▸ **Given task**: Repeat each line exactly, leaving nothing out.
------ Provided data ------
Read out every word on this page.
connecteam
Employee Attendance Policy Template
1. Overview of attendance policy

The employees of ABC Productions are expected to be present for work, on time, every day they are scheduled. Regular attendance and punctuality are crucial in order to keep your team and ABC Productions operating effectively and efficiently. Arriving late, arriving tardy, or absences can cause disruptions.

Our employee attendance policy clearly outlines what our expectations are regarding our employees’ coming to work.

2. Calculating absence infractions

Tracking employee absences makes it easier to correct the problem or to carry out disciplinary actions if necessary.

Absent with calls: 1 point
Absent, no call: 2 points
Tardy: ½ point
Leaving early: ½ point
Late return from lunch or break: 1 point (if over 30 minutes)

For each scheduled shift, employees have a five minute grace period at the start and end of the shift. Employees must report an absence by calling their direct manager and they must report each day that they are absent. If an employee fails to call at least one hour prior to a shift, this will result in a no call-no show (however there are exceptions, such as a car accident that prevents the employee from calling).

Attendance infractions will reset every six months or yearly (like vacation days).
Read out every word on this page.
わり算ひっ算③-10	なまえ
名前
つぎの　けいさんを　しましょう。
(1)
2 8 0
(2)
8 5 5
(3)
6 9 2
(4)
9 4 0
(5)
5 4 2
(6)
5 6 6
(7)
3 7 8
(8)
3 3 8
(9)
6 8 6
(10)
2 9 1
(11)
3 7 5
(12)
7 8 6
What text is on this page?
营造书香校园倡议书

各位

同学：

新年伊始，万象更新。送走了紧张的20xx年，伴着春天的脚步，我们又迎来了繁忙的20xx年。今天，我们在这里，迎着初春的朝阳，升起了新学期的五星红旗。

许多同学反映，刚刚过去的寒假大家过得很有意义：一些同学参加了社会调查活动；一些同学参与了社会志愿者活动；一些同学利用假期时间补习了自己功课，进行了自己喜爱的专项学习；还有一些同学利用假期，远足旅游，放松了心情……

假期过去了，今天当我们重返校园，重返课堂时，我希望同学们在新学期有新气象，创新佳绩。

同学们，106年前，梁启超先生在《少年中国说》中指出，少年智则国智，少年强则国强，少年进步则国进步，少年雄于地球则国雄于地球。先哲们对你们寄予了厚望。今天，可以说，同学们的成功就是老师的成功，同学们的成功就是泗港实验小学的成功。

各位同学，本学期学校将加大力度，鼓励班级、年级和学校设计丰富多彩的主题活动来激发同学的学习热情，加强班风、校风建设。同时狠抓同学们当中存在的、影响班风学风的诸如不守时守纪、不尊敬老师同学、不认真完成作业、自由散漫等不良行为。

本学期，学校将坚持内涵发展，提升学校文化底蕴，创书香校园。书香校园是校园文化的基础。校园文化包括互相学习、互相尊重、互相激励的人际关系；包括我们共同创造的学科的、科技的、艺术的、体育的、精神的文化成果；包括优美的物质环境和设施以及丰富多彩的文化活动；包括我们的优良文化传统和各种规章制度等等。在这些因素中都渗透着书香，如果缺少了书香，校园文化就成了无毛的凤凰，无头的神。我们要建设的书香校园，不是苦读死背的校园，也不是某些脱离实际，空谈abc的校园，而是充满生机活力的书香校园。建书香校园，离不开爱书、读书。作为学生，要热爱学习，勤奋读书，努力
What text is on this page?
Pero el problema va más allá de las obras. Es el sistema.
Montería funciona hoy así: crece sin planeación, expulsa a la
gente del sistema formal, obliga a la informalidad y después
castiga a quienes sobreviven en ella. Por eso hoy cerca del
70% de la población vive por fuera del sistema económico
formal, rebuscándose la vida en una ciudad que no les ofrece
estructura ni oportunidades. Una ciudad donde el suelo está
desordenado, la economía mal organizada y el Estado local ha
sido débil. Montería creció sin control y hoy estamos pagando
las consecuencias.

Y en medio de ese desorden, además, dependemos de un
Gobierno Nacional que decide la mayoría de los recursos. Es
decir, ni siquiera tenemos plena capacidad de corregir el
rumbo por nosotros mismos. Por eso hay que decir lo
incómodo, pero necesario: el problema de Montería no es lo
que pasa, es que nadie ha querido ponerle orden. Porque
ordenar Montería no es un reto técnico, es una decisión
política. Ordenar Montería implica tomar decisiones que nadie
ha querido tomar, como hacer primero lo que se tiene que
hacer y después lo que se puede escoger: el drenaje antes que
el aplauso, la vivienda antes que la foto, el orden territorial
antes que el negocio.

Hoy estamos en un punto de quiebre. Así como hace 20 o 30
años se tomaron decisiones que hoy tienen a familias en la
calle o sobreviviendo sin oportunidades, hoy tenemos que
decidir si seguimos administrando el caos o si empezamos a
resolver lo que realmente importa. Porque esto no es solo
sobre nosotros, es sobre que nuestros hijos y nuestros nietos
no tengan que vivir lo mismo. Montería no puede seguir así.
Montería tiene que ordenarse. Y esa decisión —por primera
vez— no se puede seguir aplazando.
------
▸ **Output for this task**:
Read out every word on this page.
connecteam
Employee Attendance Policy Template
1. Overview of attendance policy

The employees of ABC Productions are expected to be present for work, on time, every day they are scheduled. Regular attendance and punctuality are crucial in order to keep your team and ABC Productions operating effectively and efficiently. Arriving late, arriving tardy, or absences can cause disruptions.

Our employee attendance policy clearly outlines what our expectations are regarding our employees’ coming to work.

2. Calculating absence infractions

Tracking employee absences makes it easier to correct the problem or to carry out disciplinary actions if necessary.

Absent with calls: 1 point
Absent, no call: 2 points
Tardy: ½ point
Leaving early: ½ point
Late return from lunch or break: 1 point (if over 30 minutes)

For each scheduled shift, employees have a five minute grace period at the start and end of the shift. Employees must report an absence by calling their direct manager and they must report each day that they are absent. If an employee fails to call at least one hour prior to a shift, this will result in a no call-no show (however there are exceptions, such as a car accident that prevents the employee from calling).

Attendance infractions will reset every six months or yearly (like vacation days).
Read out every word on this page.
わり算ひっ算③-10	なまえ
名前
つぎの　けいさんを　しましょう。
(1)
2 8 0
(2)
8 5 5
(3)
6 9 2
(4)
9 4 0
(5)
5 4 2
(6)
5 6 6
(7)
3 7 8
(8)
3 3 8
(9)
6 8 6
(10)
2 9 1
(11)
3 7 5
(12)
7 8 6
What text is on this page?
营造书香校园倡议书

各位

同学：

新年伊始，万象更新。送走了紧张的20xx年，伴着春天的脚步，我们又迎来了繁忙的20xx年。今天，我们在这里，迎着初春的朝阳，升起了新学期的五星红旗。

许多同学反映，刚刚过去的寒假大家过得很有意义：一些同学参加了社会调查活动；一些同学参与了社会志愿者活动；一些同学利用假期时间补习了自己功课，进行了自己喜爱的专项学习；还有一些同学利用假期，远足旅游，放松了心情……

假期过去了，今天当我们重返校园，重返课堂时，我希望同学们在新学期有新气象，创新佳绩。

同学们，106年前，梁启超先生在《少年中国说》中指出，少年智则国智，少年强则国强，少年进步则国进步，少年雄于地球则国雄于地球。先哲们对你们寄予了厚望。今天，可以说，同学们的成功就是老师的成功，同学们的成功就是泗港实验小学的成功。

各位同学，本学期学校将加大力度，鼓励班级、年级和学校设计丰富多彩的主题活动来激发同学的学习热情，加强班风、校风建设。同时狠抓同学们当中存在的、影响班风学风的诸如不守时守纪、不尊敬老师同学、不认真完成作业、自由散漫等不良行为。

本学期，学校将坚持内涵发展，提升学校文化底蕴，创书香校园。书香校园是校园文化的基础。校园文化包括互相学习、互相尊重、互相激励的人际关系；包括我们共同创造的学科的、科技的、艺术的、体育的、精神的文化成果；包括优美的物质环境和设施以及丰富多彩的文化活动；包括我们的优良文化传统和各种规章制度等等。在这些因素中都渗透着书香，如果缺少了书香，校园文化就成了无毛的凤凰，无头的神。我们要建设的书香校园，不是苦读死背的校园，也不是某些脱离实际，空谈abc的校园，而是充满生机活力的书香校园。建书香校园，离不开爱书、读书。作为学生，要热爱学习，勤奋读书，努力
What text is on this page?
Pero el problema va más allá de las obras. Es el sistema.
Montería funciona hoy así: crece sin planeación, expulsa a la
gente del sistema formal, obliga a la informalidad y después
castiga a quienes sobreviven en ella. Por eso hoy cerca del
70% de la población vive por fuera del sistema económico
formal, rebuscándose la vida en una ciudad que no les ofrece
estructura ni oportunidades. Una ciudad donde el suelo está
desordenado, la economía mal organizada y el Estado local ha
sido débil. Montería creció sin control y hoy estamos pagando
las consecuencias.

Y en medio de ese desorden, además, dependemos de un
Gobierno Nacional que decide la mayoría de los recursos. Es
decir, ni siquiera tenemos plena capacidad de corregir el
rumbo por nosotros mismos. Por eso hay que decir lo
incómodo, pero necesario: el problema de Montería no es lo
que pasa, es que nadie ha querido ponerle orden. Porque
ordenar Montería no es un reto técnico, es una decisión
política. Ordenar Montería implica tomar decisiones que nadie
ha querido tomar, como hacer primero lo que se tiene que
hacer y después lo que se puede escoger: el drenaje antes que
el aplauso, la vivienda antes que la foto, el orden territorial
antes que el negocio.

Hoy estamos en un punto de quiebre. Así como hace 20 o 30
años se tomaron decisiones que hoy tienen a familias en la
calle o sobreviviendo sin oportunidades, hoy tenemos que
decidir si seguimos administrando el caos o si empezamos a
resolver lo que realmente importa. Porque esto no es solo
sobre nosotros, es sobre que nuestros hijos y nuestros nietos
no tengan que vivir lo mismo. Montería no puede seguir así.
Montería tiene que ordenarse. Y esa decisión —por primera
vez— no se puede seguir aplazando.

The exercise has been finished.